> Exercise prompt:
Quote the whole listing word for word. Do not include the pictures.
------ Data shown
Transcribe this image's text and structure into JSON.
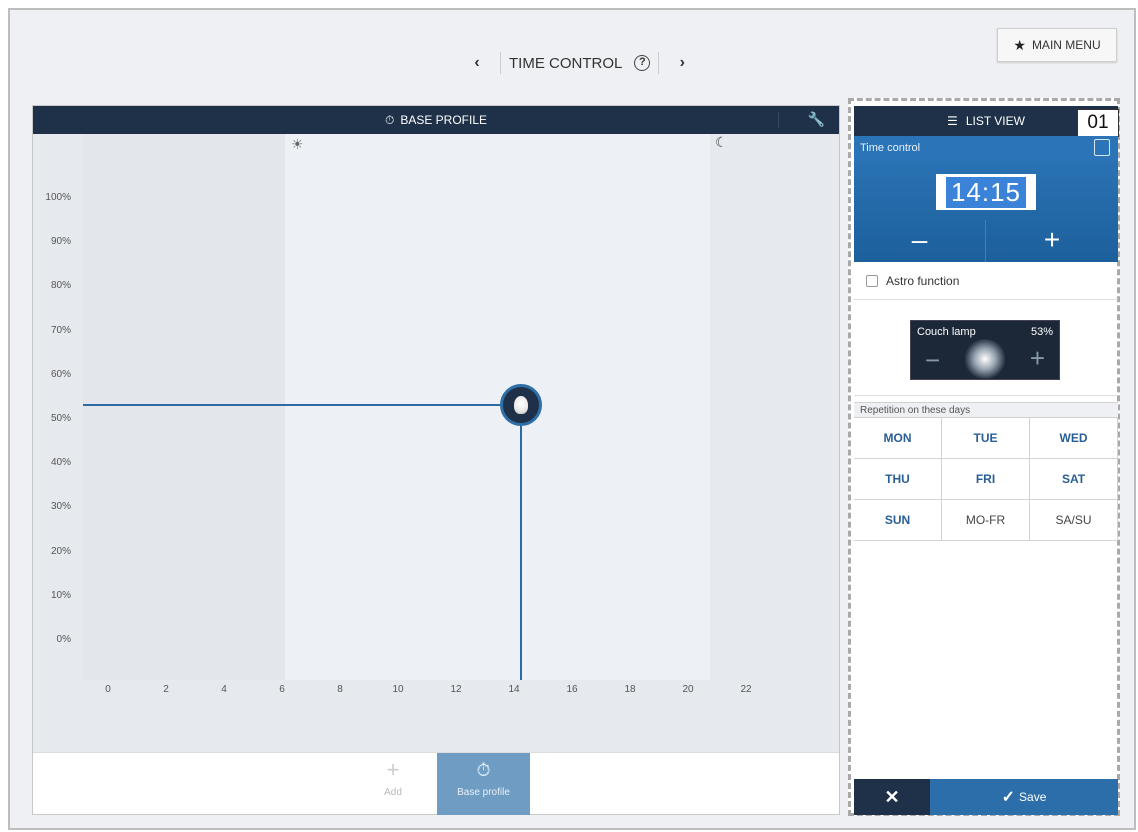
{
  "header": {
    "title": "TIME CONTROL",
    "help_icon": "?",
    "prev_icon": "‹",
    "next_icon": "›",
    "main_menu_label": "MAIN MENU"
  },
  "chart_panel": {
    "title": "BASE PROFILE",
    "y_ticks": [
      "100%",
      "90%",
      "80%",
      "70%",
      "60%",
      "50%",
      "40%",
      "30%",
      "20%",
      "10%",
      "0%"
    ],
    "x_ticks": [
      "0",
      "2",
      "4",
      "6",
      "8",
      "10",
      "12",
      "14",
      "16",
      "18",
      "20",
      "22"
    ],
    "footer": {
      "add_label": "Add",
      "base_profile_label": "Base profile"
    }
  },
  "chart_data": {
    "type": "line",
    "x_ticks": [
      "0",
      "2",
      "4",
      "6",
      "8",
      "10",
      "12",
      "14",
      "16",
      "18",
      "20",
      "22"
    ],
    "y_ticks": [
      "0%",
      "10%",
      "20%",
      "30%",
      "40%",
      "50%",
      "60%",
      "70%",
      "80%",
      "90%",
      "100%"
    ],
    "points": [
      {
        "x": 14,
        "y": 53
      }
    ],
    "daytime_from": 6,
    "daytime_to": 21
  },
  "side_panel": {
    "list_view_label": "LIST VIEW",
    "marker": "01",
    "time_control_label": "Time control",
    "time_value": "14:15",
    "minus_label": "–",
    "plus_label": "+",
    "astro_label": "Astro function",
    "lamp": {
      "name": "Couch lamp",
      "value": "53%"
    },
    "repetition_label": "Repetition on these days",
    "days": [
      "MON",
      "TUE",
      "WED",
      "THU",
      "FRI",
      "SAT",
      "SUN",
      "MO-FR",
      "SA/SU"
    ],
    "save_label": "Save",
    "cancel_label": "✕"
  },
  "colors": {
    "header_navy": "#1e3148",
    "accent_blue": "#2c6ea9",
    "time_highlight": "#3b83d8"
  }
}
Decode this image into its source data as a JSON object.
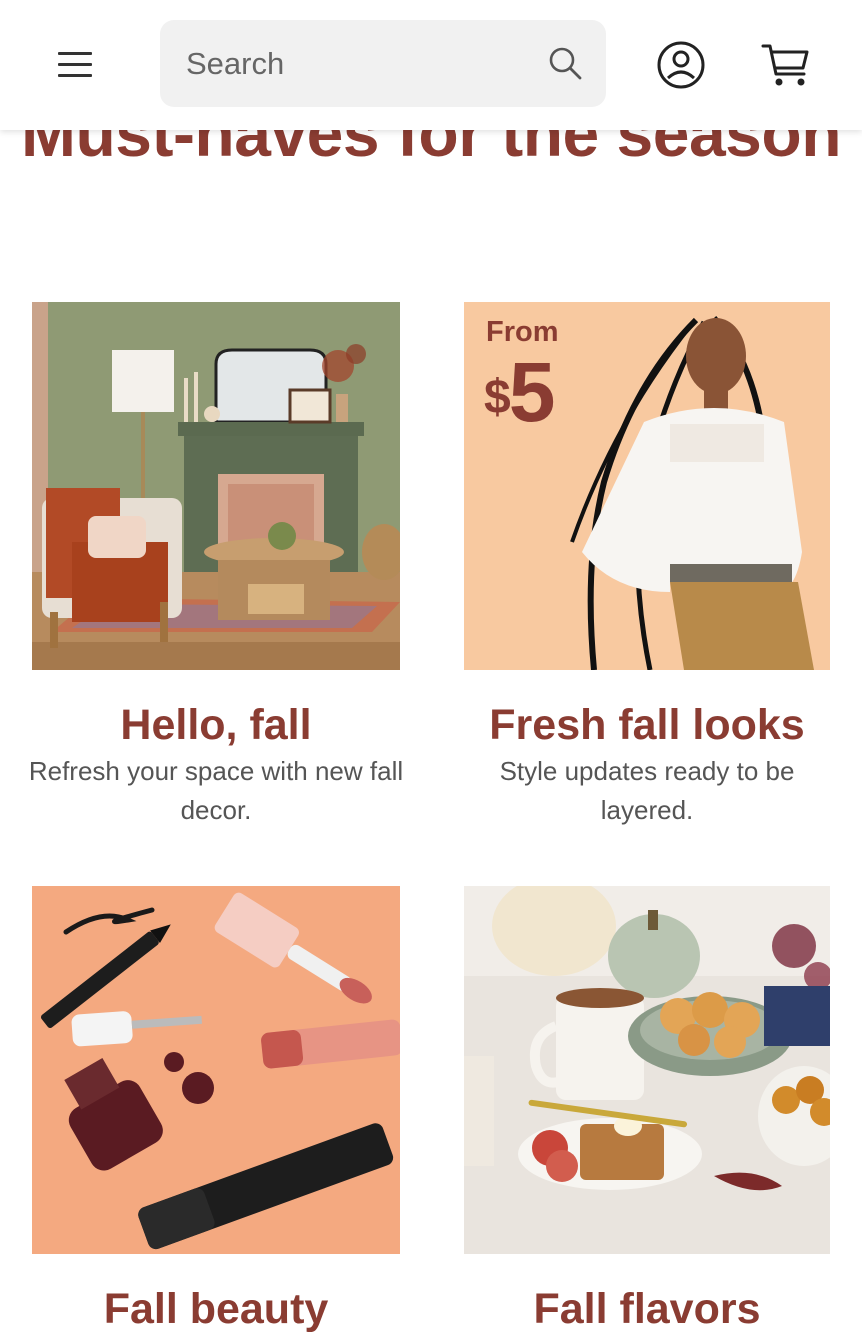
{
  "header": {
    "search_placeholder": "Search"
  },
  "section": {
    "title": "Must-haves for the season"
  },
  "cards": [
    {
      "title": "Hello, fall",
      "description": "Refresh your space with new fall decor."
    },
    {
      "title": "Fresh fall looks",
      "description": "Style updates ready to be layered.",
      "promo_from": "From",
      "promo_currency": "$",
      "promo_price": "5"
    },
    {
      "title": "Fall beauty"
    },
    {
      "title": "Fall flavors"
    }
  ],
  "colors": {
    "brand_text": "#8a3c32",
    "promo_bg": "#f8c9a0",
    "beauty_bg": "#f4a980"
  },
  "icons": [
    "menu-icon",
    "search-icon",
    "account-icon",
    "cart-icon"
  ]
}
------------
> Solution for this task:
Transcribe this image's text and structure into JSON.
{
  "header": {
    "title": "TIME CONTROL",
    "help_icon": "?",
    "prev_icon": "‹",
    "next_icon": "›",
    "main_menu_label": "MAIN MENU"
  },
  "chart_panel": {
    "title": "BASE PROFILE",
    "y_ticks": [
      "100%",
      "90%",
      "80%",
      "70%",
      "60%",
      "50%",
      "40%",
      "30%",
      "20%",
      "10%",
      "0%"
    ],
    "x_ticks": [
      "0",
      "2",
      "4",
      "6",
      "8",
      "10",
      "12",
      "14",
      "16",
      "18",
      "20",
      "22"
    ],
    "footer": {
      "add_label": "Add",
      "base_profile_label": "Base profile"
    }
  },
  "chart_data": {
    "type": "line",
    "x_ticks": [
      "0",
      "2",
      "4",
      "6",
      "8",
      "10",
      "12",
      "14",
      "16",
      "18",
      "20",
      "22"
    ],
    "y_ticks": [
      "0%",
      "10%",
      "20%",
      "30%",
      "40%",
      "50%",
      "60%",
      "70%",
      "80%",
      "90%",
      "100%"
    ],
    "points": [
      {
        "x": 14,
        "y": 53
      }
    ],
    "daytime_from": 6,
    "daytime_to": 21
  },
  "side_panel": {
    "list_view_label": "LIST VIEW",
    "marker": "01",
    "time_control_label": "Time control",
    "time_value": "14:15",
    "minus_label": "–",
    "plus_label": "+",
    "astro_label": "Astro function",
    "lamp": {
      "name": "Couch lamp",
      "value": "53%"
    },
    "repetition_label": "Repetition on these days",
    "days": [
      "MON",
      "TUE",
      "WED",
      "THU",
      "FRI",
      "SAT",
      "SUN",
      "MO-FR",
      "SA/SU"
    ],
    "save_label": "Save",
    "cancel_label": "✕"
  },
  "colors": {
    "header_navy": "#1e3148",
    "accent_blue": "#2c6ea9",
    "time_highlight": "#3b83d8"
  }
}
Decode this image into its source data as a JSON object.
{
  "header": {
    "search_placeholder": "Search"
  },
  "section": {
    "title": "Must-haves for the season"
  },
  "cards": [
    {
      "title": "Hello, fall",
      "description": "Refresh your space with new fall decor."
    },
    {
      "title": "Fresh fall looks",
      "description": "Style updates ready to be layered.",
      "promo_from": "From",
      "promo_currency": "$",
      "promo_price": "5"
    },
    {
      "title": "Fall beauty"
    },
    {
      "title": "Fall flavors"
    }
  ],
  "colors": {
    "brand_text": "#8a3c32",
    "promo_bg": "#f8c9a0",
    "beauty_bg": "#f4a980"
  },
  "icons": [
    "menu-icon",
    "search-icon",
    "account-icon",
    "cart-icon"
  ]
}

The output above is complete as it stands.